» Task description:
Each entry has to be given again in its exact wording, and no picture may appear in the result.

──────

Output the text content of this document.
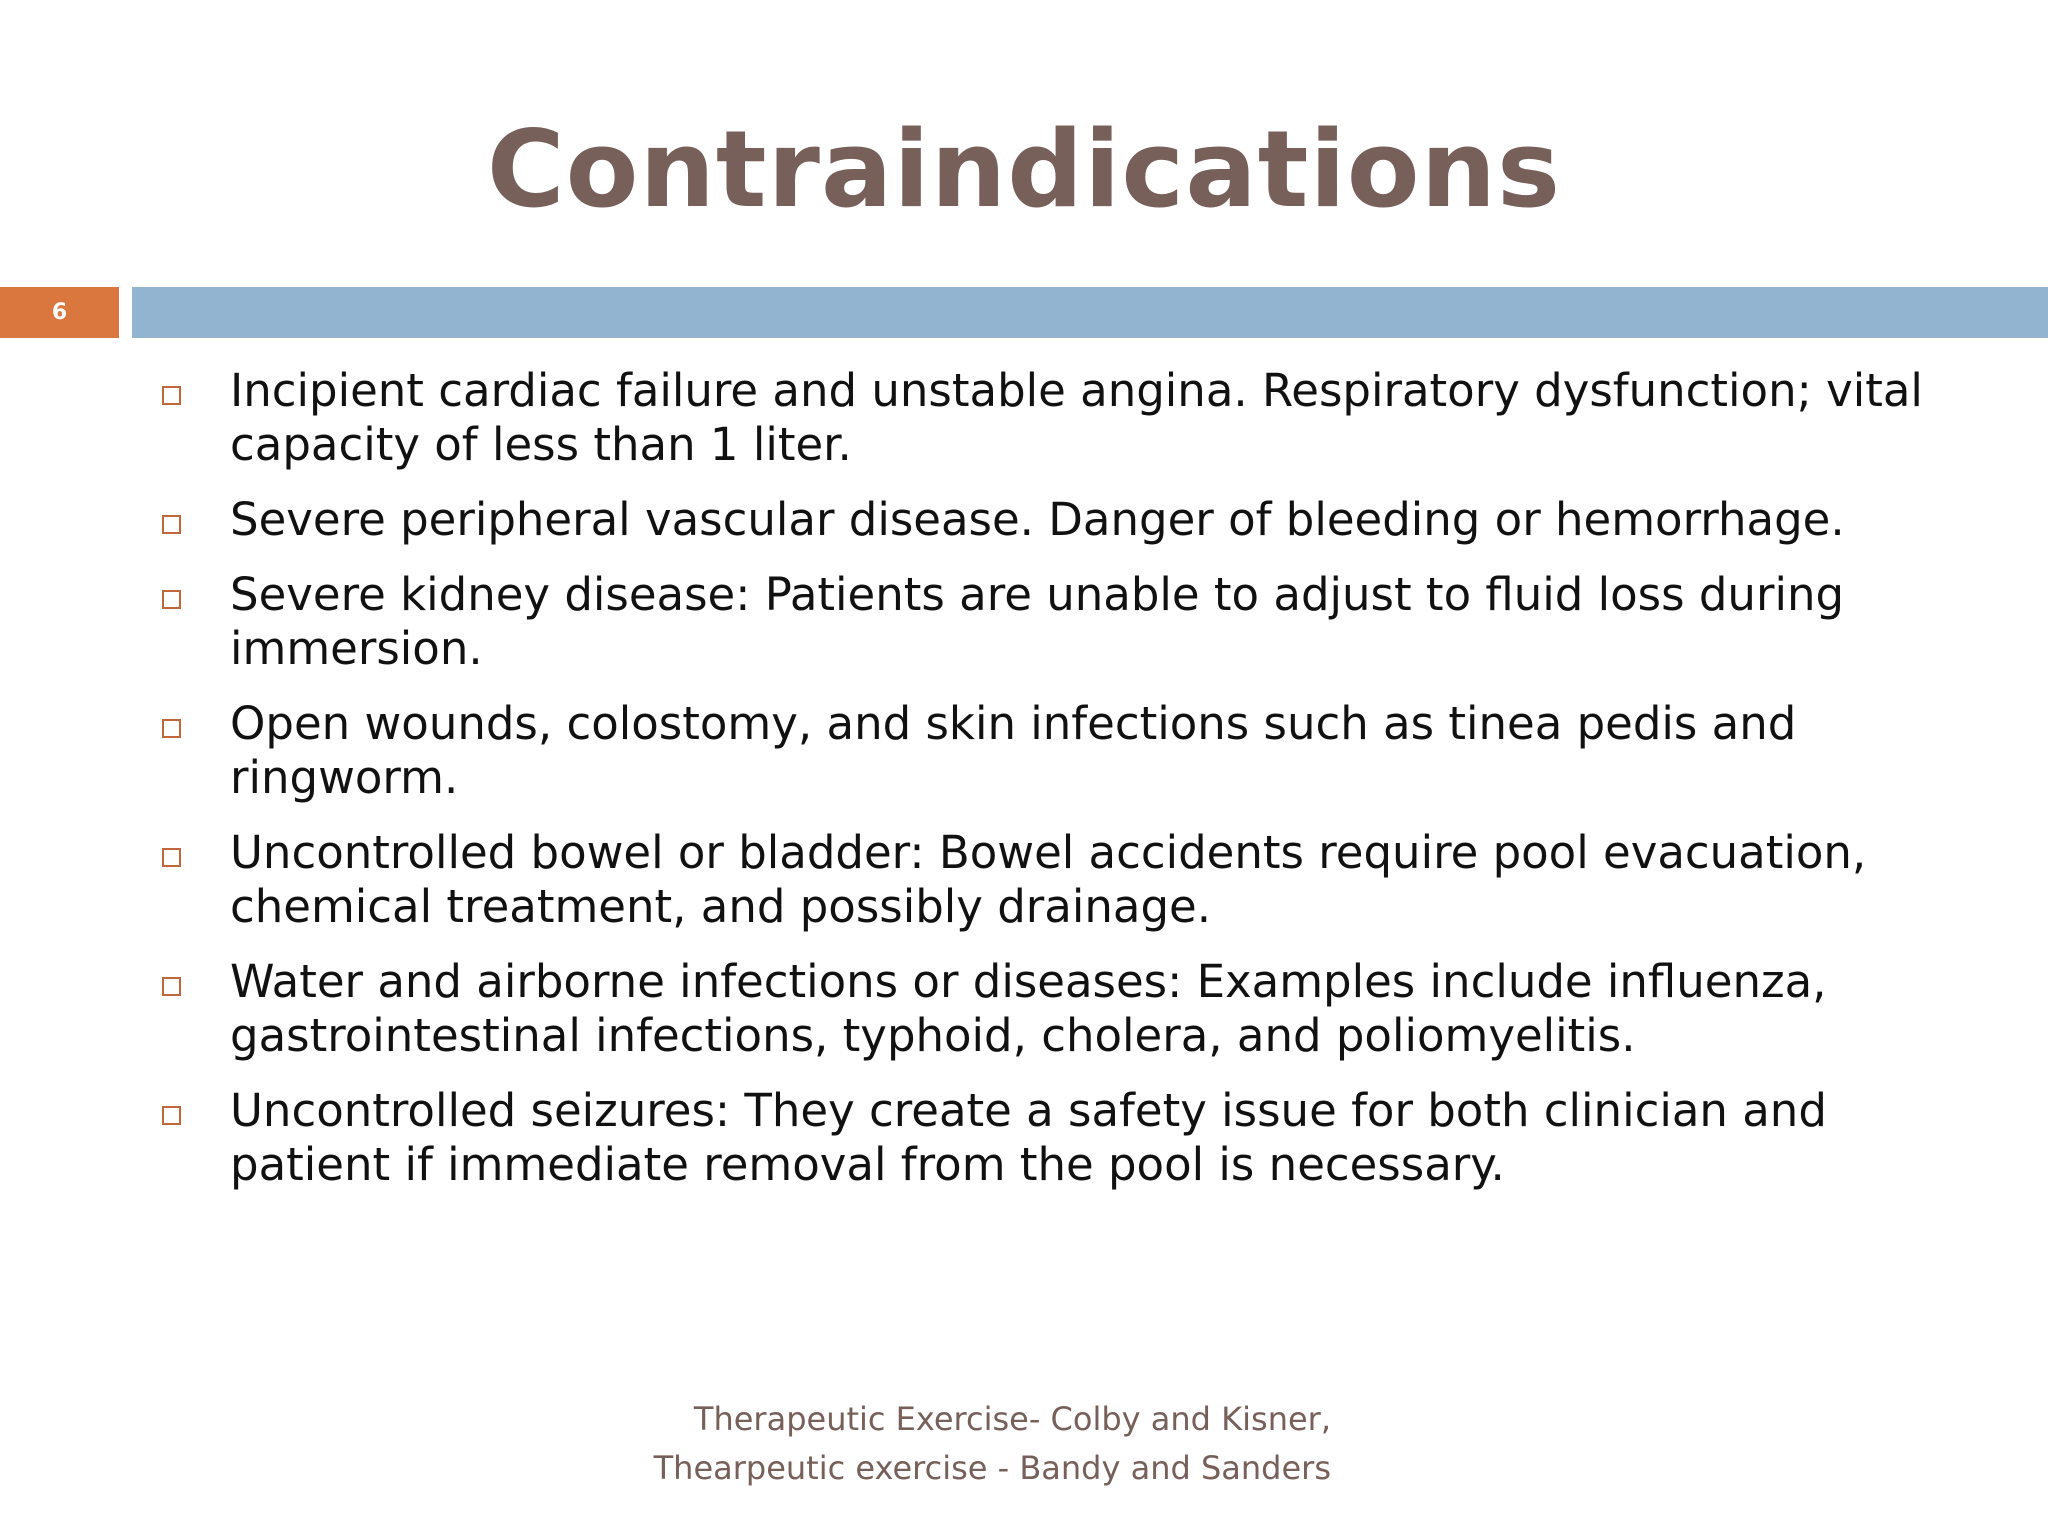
Contraindications
6
Incipient cardiac failure and unstable angina. Respiratory dysfunction; vital capacity of less than 1 liter.
Severe peripheral vascular disease. Danger of bleeding or hemorrhage.
Severe kidney disease: Patients are unable to adjust to fluid loss during immersion.
Open wounds, colostomy, and skin infections such as tinea pedis and ringworm.
Uncontrolled bowel or bladder: Bowel accidents require pool evacuation, chemical treatment, and possibly drainage.
Water and airborne infections or diseases: Examples include influenza, gastrointestinal infections, typhoid, cholera, and poliomyelitis.
Uncontrolled seizures: They create a safety issue for both clinician and patient if immediate removal from the pool is necessary.
Therapeutic Exercise- Colby and Kisner,
Thearpeutic exercise - Bandy and Sanders
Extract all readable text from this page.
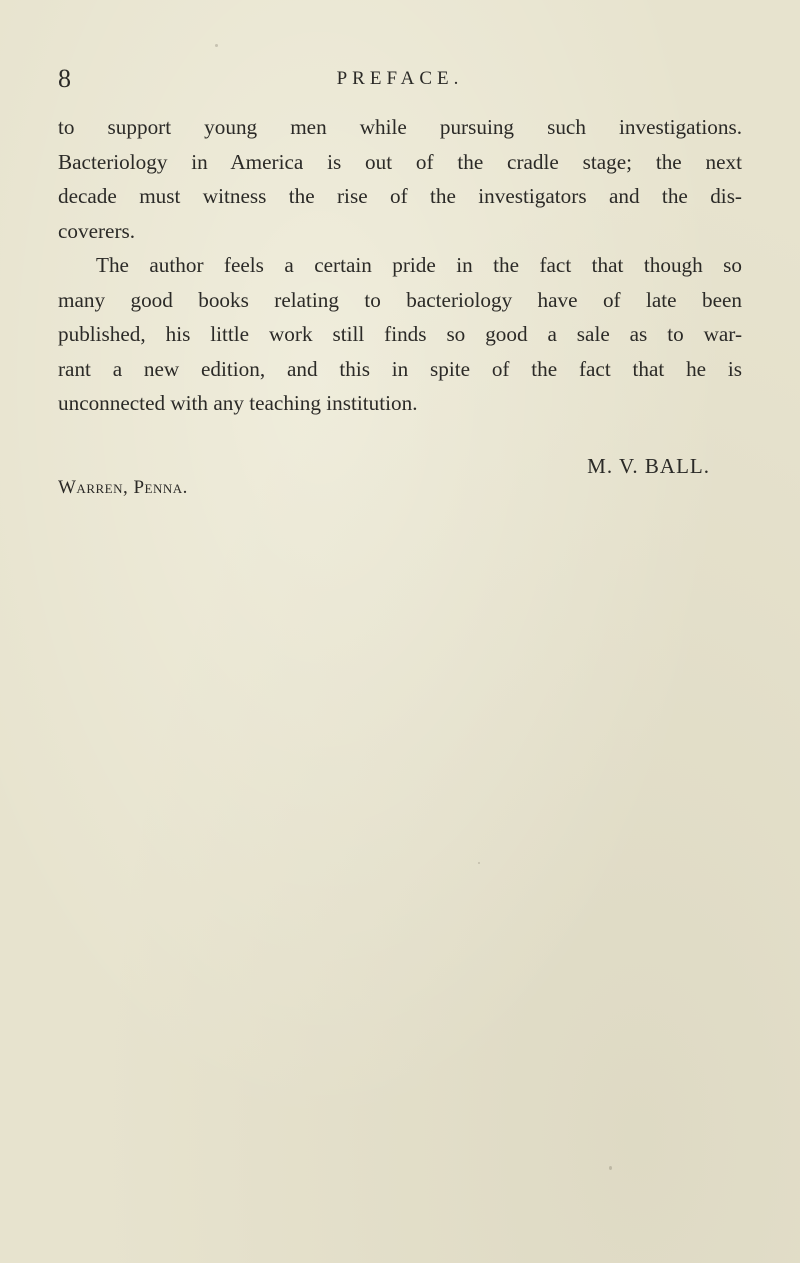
8	PREFACE.
to support young men while pursuing such investigations.
Bacteriology in America is out of the cradle stage; the next
decade must witness the rise of the investigators and the dis-
coverers.
The author feels a certain pride in the fact that though so
many good books relating to bacteriology have of late been
published, his little work still finds so good a sale as to war-
rant a new edition, and this in spite of the fact that he is
unconnected with any teaching institution.
M. V. BALL.
Warren, Penna.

──────

» Result for this task:
Output the text content of this document.
Contraindications
6
Incipient cardiac failure and unstable angina. Respiratory dysfunction; vital capacity of less than 1 liter.
Severe peripheral vascular disease. Danger of bleeding or hemorrhage.
Severe kidney disease: Patients are unable to adjust to fluid loss during immersion.
Open wounds, colostomy, and skin infections such as tinea pedis and ringworm.
Uncontrolled bowel or bladder: Bowel accidents require pool evacuation, chemical treatment, and possibly drainage.
Water and airborne infections or diseases: Examples include influenza, gastrointestinal infections, typhoid, cholera, and poliomyelitis.
Uncontrolled seizures: They create a safety issue for both clinician and patient if immediate removal from the pool is necessary.
Therapeutic Exercise- Colby and Kisner,
Thearpeutic exercise - Bandy and Sanders
Extract all readable text from this page.
8	PREFACE.
to support young men while pursuing such investigations.
Bacteriology in America is out of the cradle stage; the next
decade must witness the rise of the investigators and the dis-
coverers.
The author feels a certain pride in the fact that though so
many good books relating to bacteriology have of late been
published, his little work still finds so good a sale as to war-
rant a new edition, and this in spite of the fact that he is
unconnected with any teaching institution.
M. V. BALL.
Warren, Penna.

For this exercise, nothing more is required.